(Records about charts and figures)
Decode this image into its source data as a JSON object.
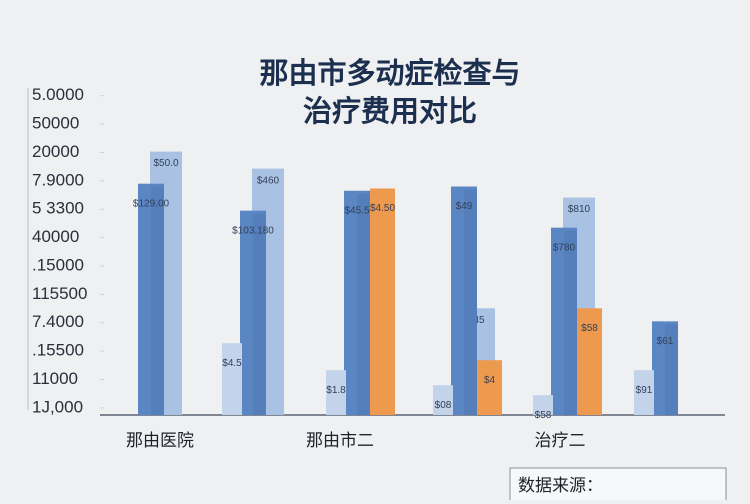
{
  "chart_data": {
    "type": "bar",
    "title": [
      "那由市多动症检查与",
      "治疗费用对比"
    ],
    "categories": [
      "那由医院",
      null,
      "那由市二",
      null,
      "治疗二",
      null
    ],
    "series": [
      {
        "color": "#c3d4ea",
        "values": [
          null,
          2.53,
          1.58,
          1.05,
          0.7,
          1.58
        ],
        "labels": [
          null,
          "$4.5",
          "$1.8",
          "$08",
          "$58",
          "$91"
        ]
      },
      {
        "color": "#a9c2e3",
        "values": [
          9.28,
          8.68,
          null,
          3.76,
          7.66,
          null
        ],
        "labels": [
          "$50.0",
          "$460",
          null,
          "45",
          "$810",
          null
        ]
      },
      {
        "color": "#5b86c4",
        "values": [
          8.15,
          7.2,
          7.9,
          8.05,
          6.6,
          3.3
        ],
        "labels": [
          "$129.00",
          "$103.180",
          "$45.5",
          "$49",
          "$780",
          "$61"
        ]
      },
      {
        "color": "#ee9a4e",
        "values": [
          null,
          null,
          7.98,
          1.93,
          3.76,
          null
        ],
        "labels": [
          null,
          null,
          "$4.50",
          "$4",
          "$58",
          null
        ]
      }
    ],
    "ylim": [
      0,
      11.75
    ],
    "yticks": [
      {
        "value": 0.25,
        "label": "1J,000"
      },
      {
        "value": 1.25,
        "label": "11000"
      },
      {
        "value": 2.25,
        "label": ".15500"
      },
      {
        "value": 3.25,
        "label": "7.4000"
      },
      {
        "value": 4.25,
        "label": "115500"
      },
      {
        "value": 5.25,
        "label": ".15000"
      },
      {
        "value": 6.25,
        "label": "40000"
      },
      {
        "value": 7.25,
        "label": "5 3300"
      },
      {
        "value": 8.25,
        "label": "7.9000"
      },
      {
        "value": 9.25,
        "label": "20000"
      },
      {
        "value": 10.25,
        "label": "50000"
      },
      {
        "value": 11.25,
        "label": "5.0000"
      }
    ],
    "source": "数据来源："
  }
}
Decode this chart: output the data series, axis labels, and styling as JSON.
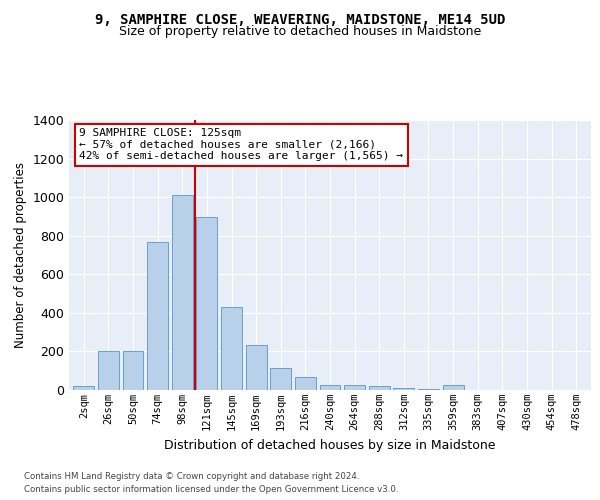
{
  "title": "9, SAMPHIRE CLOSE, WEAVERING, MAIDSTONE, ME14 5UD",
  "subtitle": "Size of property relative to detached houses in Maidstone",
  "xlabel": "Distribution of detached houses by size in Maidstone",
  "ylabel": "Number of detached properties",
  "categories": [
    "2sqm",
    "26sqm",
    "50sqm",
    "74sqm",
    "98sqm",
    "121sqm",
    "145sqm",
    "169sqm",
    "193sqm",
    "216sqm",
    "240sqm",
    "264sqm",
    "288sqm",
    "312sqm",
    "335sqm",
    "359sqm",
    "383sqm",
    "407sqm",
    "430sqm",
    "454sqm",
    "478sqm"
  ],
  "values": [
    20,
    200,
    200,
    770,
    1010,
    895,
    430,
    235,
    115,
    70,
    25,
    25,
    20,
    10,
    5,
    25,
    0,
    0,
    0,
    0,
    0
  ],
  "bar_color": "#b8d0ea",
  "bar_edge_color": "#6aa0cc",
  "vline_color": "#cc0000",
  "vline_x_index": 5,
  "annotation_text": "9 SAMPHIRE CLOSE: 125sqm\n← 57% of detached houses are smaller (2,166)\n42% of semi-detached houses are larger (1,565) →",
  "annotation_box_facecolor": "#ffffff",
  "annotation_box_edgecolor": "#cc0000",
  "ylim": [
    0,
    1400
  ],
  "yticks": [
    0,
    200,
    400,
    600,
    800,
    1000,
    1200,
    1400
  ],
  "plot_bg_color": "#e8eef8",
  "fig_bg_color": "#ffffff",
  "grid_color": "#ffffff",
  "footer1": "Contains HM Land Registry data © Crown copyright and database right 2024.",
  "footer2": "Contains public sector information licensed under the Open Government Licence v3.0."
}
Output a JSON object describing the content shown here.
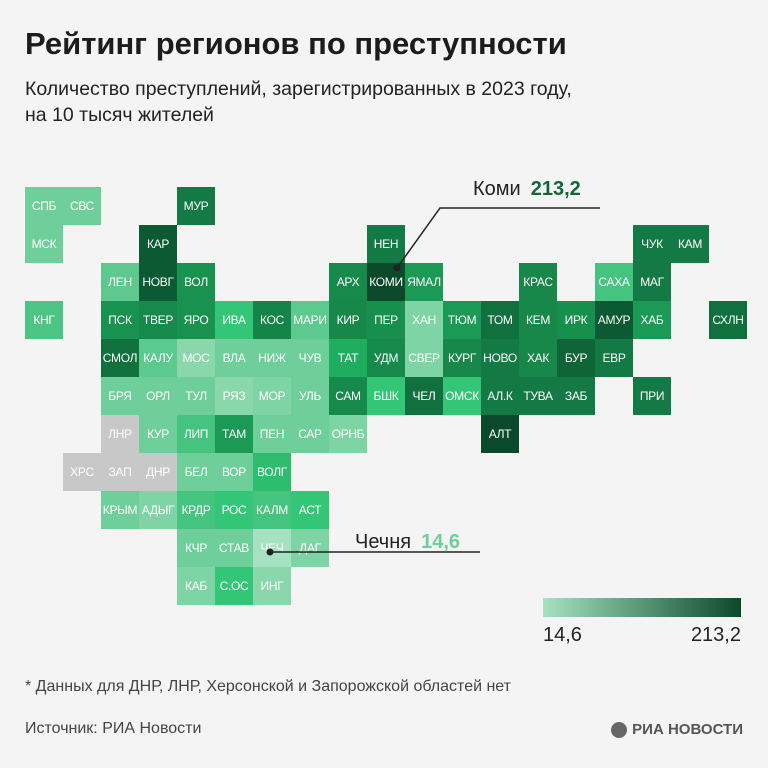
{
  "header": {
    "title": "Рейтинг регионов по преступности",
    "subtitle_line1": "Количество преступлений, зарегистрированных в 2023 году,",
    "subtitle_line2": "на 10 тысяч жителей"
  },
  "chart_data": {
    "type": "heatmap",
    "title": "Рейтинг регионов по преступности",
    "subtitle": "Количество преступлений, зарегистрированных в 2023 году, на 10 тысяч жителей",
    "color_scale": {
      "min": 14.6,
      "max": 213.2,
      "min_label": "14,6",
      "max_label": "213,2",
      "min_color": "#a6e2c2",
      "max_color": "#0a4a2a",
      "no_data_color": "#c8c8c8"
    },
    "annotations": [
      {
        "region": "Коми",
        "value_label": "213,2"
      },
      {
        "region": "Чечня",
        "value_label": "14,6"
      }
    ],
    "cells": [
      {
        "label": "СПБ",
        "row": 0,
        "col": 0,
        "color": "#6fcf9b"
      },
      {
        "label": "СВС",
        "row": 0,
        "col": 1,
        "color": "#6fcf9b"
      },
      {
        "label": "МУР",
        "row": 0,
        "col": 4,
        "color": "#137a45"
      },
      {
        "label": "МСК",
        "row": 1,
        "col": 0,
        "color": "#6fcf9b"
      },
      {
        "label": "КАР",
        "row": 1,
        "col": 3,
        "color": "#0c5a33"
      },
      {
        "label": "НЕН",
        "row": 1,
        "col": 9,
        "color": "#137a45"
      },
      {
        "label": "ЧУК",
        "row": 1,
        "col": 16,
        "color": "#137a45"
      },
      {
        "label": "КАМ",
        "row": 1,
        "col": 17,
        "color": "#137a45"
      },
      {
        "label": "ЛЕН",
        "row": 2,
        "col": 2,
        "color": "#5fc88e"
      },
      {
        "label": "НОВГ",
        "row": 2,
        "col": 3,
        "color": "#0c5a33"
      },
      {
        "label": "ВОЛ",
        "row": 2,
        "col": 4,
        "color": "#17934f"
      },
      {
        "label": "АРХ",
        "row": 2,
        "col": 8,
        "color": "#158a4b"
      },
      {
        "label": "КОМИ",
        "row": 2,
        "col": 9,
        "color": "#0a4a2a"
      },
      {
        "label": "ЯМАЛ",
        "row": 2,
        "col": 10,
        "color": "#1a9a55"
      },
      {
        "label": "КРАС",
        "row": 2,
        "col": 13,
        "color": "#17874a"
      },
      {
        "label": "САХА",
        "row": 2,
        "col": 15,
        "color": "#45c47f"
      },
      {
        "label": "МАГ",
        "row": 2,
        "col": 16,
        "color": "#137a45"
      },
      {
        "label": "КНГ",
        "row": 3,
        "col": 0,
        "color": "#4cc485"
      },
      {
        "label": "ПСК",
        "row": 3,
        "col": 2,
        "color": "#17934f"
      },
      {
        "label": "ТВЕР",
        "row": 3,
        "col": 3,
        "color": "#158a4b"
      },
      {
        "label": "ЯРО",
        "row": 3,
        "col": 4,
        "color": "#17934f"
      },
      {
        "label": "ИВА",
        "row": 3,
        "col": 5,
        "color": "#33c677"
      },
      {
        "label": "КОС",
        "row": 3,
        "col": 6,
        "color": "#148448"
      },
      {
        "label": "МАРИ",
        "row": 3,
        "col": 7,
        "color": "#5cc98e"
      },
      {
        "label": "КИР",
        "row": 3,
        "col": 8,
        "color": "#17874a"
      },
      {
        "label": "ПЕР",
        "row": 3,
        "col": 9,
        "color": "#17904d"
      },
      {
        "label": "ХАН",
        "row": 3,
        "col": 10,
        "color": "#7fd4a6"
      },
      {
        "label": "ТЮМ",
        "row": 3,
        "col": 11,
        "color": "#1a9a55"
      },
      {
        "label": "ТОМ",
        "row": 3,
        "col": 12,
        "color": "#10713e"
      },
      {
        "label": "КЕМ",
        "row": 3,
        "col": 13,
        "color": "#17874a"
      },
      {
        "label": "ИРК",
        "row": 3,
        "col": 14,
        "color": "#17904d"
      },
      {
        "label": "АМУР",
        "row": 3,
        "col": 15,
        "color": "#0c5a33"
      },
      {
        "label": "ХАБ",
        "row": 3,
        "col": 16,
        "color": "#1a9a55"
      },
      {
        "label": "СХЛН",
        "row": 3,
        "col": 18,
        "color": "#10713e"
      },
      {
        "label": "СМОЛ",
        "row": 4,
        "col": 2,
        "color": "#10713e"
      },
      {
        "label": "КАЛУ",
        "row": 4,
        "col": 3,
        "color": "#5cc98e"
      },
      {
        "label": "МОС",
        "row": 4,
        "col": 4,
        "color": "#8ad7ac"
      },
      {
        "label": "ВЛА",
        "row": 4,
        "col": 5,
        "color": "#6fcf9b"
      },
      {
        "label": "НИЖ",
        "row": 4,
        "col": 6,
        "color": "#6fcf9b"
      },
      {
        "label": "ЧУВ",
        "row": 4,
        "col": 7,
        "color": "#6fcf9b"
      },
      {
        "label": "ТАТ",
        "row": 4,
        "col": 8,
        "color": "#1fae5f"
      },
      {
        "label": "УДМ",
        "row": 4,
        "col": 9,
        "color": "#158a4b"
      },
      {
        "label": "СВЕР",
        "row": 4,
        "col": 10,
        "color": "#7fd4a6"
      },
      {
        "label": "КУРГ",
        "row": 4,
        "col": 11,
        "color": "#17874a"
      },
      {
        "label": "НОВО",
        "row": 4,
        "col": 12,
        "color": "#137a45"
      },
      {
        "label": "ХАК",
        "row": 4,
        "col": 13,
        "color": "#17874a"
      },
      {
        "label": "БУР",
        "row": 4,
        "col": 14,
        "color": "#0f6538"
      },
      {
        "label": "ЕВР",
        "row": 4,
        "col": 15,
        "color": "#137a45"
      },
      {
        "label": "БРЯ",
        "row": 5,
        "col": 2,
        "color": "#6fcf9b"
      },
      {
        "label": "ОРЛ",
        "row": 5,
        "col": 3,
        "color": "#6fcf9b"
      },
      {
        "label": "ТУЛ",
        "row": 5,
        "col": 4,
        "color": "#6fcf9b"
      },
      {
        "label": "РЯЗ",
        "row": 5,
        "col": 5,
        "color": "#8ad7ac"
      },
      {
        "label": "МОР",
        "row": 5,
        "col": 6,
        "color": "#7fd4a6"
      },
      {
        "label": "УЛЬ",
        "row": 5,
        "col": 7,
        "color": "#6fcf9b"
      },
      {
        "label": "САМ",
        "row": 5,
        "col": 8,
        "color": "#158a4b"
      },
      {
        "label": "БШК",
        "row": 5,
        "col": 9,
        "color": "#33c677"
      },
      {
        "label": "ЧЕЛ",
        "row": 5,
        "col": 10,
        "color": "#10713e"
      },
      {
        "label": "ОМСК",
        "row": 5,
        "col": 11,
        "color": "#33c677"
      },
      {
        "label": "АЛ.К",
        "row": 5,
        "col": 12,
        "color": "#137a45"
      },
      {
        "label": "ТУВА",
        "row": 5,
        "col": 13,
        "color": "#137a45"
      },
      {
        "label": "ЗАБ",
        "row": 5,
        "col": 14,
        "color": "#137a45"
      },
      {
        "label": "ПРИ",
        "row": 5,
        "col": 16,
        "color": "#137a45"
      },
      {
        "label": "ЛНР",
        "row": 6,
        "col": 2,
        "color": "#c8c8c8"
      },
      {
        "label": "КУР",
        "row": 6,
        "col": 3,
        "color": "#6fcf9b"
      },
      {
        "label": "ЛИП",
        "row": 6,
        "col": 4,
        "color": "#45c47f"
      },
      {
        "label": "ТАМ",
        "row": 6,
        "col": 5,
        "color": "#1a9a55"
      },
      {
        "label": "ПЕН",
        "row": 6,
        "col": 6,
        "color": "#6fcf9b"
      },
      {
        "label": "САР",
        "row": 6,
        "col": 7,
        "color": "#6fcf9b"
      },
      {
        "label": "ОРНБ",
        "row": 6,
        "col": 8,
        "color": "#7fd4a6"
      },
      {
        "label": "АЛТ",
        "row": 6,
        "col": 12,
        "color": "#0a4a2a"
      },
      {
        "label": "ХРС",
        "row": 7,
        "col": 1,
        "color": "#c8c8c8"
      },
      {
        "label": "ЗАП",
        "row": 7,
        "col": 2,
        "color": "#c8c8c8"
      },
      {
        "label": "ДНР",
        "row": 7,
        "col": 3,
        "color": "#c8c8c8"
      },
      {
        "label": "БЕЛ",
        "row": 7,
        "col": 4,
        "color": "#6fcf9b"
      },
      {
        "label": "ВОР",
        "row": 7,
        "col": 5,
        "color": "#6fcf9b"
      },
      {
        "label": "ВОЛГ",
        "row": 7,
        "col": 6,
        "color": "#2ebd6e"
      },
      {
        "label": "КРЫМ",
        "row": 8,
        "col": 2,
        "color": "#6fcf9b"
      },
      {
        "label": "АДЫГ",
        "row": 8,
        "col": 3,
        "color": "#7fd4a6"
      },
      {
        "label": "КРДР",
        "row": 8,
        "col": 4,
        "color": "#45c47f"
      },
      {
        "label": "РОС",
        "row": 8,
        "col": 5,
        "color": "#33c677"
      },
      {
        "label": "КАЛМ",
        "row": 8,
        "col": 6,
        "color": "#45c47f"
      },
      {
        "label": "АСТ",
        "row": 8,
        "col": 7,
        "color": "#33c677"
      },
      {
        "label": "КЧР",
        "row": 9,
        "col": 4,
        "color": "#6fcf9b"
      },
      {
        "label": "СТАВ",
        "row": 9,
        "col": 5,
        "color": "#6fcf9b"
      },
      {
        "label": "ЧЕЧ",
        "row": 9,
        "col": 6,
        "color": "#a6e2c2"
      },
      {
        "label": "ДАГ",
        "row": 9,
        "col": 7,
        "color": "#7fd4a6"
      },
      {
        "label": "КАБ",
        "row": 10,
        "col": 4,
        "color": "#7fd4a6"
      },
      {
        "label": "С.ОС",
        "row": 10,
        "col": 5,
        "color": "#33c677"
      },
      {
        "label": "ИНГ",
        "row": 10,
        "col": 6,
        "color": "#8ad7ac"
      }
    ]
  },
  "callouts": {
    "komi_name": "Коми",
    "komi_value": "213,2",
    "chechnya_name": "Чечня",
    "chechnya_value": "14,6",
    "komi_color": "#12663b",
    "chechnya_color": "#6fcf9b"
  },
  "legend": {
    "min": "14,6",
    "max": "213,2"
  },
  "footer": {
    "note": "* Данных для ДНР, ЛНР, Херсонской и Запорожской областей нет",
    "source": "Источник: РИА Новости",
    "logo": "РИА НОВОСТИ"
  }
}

● Your goal
Give solely the number of lines in the data that contain the string "году".

● Task output
2